## Problem
Show each line from the listing that includes the word "odbicie".

Extracted data entries:
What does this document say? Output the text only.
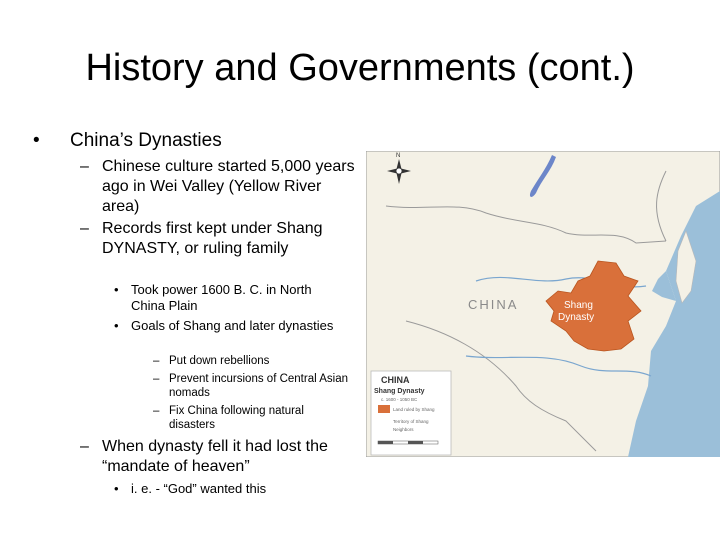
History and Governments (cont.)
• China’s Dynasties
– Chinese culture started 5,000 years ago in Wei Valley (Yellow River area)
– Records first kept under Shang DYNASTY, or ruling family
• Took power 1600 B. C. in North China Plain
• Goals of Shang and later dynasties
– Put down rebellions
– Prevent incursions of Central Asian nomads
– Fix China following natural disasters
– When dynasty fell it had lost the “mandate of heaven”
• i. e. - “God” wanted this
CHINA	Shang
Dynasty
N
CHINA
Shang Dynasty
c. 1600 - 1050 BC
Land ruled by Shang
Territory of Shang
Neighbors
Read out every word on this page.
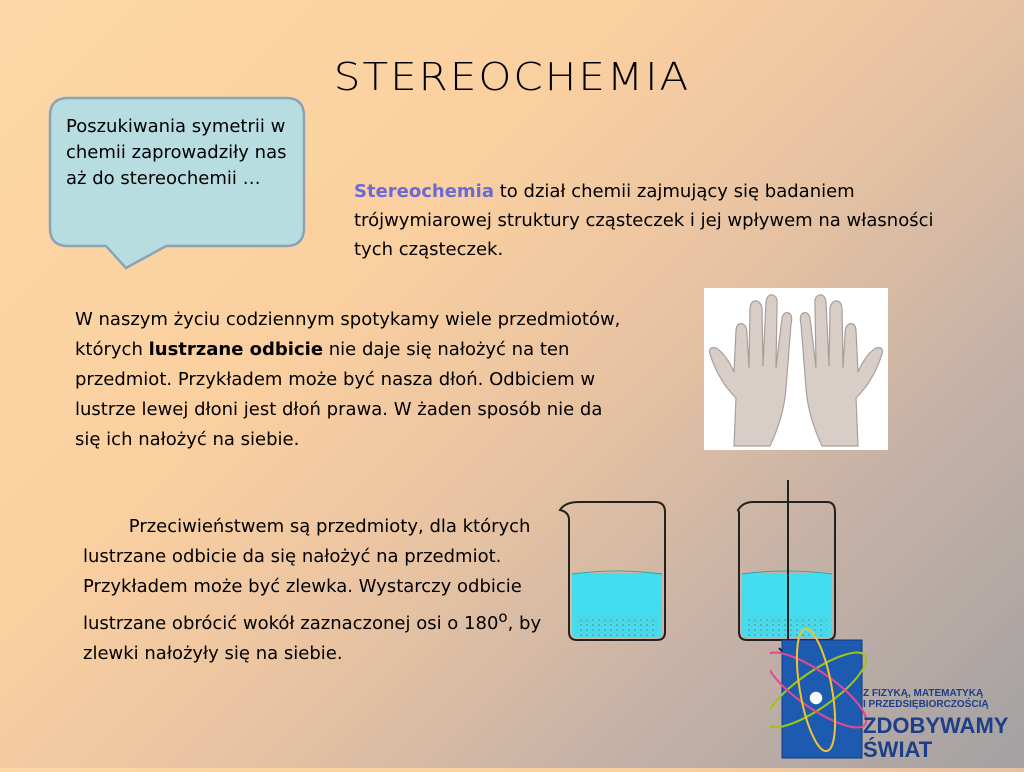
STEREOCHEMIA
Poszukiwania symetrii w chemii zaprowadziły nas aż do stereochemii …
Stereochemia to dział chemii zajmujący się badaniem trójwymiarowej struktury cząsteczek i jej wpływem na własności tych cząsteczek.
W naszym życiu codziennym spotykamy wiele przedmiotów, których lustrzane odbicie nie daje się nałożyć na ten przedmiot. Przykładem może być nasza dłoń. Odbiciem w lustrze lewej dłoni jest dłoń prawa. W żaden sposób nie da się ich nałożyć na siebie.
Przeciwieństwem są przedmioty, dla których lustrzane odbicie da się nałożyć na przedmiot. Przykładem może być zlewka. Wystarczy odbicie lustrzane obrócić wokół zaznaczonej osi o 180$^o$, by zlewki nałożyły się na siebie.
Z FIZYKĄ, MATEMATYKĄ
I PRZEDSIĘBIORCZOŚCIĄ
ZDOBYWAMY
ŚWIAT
* * *
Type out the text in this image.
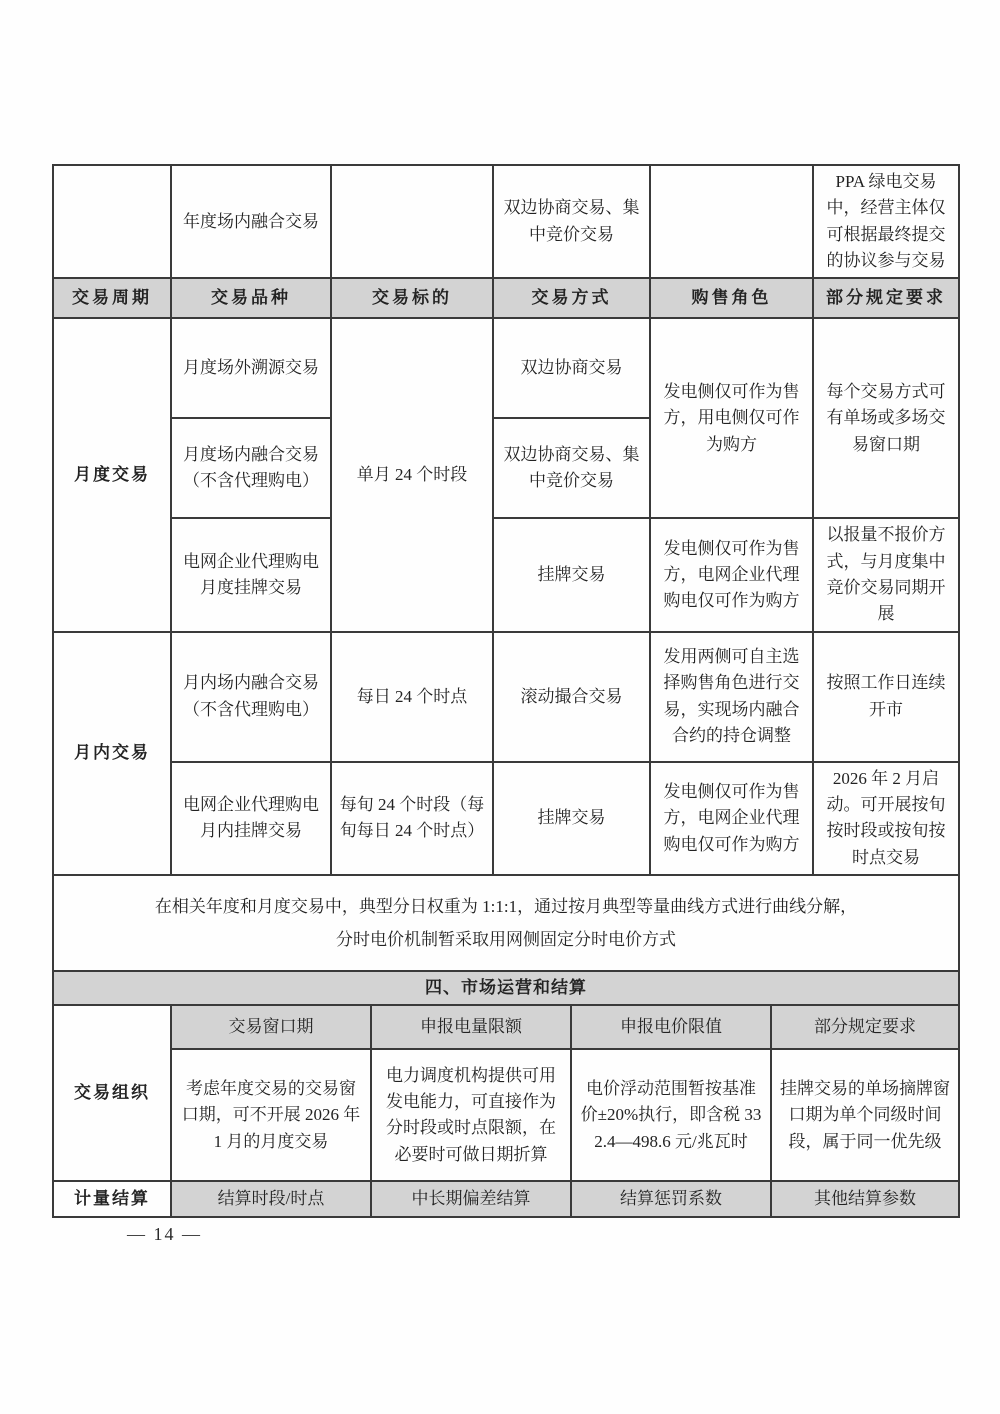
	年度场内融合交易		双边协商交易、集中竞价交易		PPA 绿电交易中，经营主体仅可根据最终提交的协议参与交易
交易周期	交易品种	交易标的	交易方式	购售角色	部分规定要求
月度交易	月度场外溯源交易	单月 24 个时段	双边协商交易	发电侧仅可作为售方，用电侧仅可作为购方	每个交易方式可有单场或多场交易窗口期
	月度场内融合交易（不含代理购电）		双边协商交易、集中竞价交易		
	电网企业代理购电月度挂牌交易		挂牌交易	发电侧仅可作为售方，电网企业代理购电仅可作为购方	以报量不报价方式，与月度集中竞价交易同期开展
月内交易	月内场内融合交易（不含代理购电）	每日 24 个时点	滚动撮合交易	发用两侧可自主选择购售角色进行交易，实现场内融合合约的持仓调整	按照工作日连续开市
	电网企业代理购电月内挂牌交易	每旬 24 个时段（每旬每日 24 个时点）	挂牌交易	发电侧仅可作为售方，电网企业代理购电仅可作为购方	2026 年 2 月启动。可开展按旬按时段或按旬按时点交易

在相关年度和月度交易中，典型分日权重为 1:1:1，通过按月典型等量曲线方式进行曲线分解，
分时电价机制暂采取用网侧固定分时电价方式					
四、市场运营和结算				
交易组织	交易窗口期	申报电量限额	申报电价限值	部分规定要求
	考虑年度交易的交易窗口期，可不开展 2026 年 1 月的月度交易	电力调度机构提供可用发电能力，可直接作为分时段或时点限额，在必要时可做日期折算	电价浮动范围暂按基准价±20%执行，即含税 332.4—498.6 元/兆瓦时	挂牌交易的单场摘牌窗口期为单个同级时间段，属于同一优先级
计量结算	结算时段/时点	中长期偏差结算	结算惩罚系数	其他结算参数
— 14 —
* * *
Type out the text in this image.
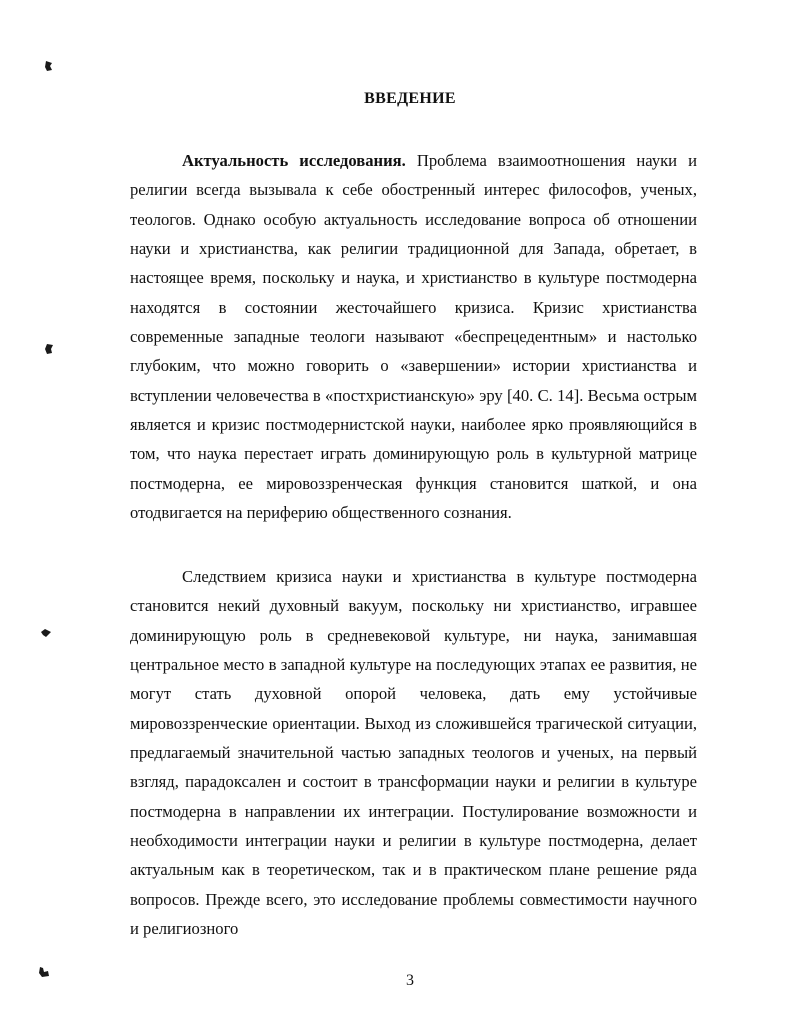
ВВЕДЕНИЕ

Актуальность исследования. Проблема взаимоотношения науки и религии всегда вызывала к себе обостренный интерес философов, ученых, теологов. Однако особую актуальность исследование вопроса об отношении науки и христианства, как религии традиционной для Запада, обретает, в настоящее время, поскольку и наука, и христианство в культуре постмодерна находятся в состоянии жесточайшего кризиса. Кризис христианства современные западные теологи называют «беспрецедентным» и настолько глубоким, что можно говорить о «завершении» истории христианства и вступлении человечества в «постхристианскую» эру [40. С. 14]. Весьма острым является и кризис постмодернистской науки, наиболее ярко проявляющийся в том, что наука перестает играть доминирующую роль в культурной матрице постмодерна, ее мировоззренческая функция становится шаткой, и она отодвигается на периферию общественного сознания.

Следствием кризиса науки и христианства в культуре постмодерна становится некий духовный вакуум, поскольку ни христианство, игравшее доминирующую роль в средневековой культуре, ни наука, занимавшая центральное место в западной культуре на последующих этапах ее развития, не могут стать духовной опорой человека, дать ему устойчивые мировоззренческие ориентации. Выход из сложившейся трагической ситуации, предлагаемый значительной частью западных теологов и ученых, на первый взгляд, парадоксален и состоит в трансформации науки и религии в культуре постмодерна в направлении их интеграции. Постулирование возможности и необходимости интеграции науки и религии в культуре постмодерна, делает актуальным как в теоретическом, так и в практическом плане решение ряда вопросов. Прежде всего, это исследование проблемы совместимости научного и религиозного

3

## Finished exercise
W naszym życiu codziennym spotykamy wiele przedmiotów, których lustrzane odbicie nie daje się nałożyć na ten przedmiot. Przykładem może być nasza dłoń. Odbiciem w lustrze lewej dłoni jest dłoń prawa. W żaden sposób nie da się ich nałożyć na siebie.
Przeciwieństwem są przedmioty, dla których lustrzane odbicie da się nałożyć na przedmiot. Przykładem może być zlewka. Wystarczy odbicie lustrzane obrócić wokół zaznaczonej osi o 180$^o$, by zlewki nałożyły się na siebie.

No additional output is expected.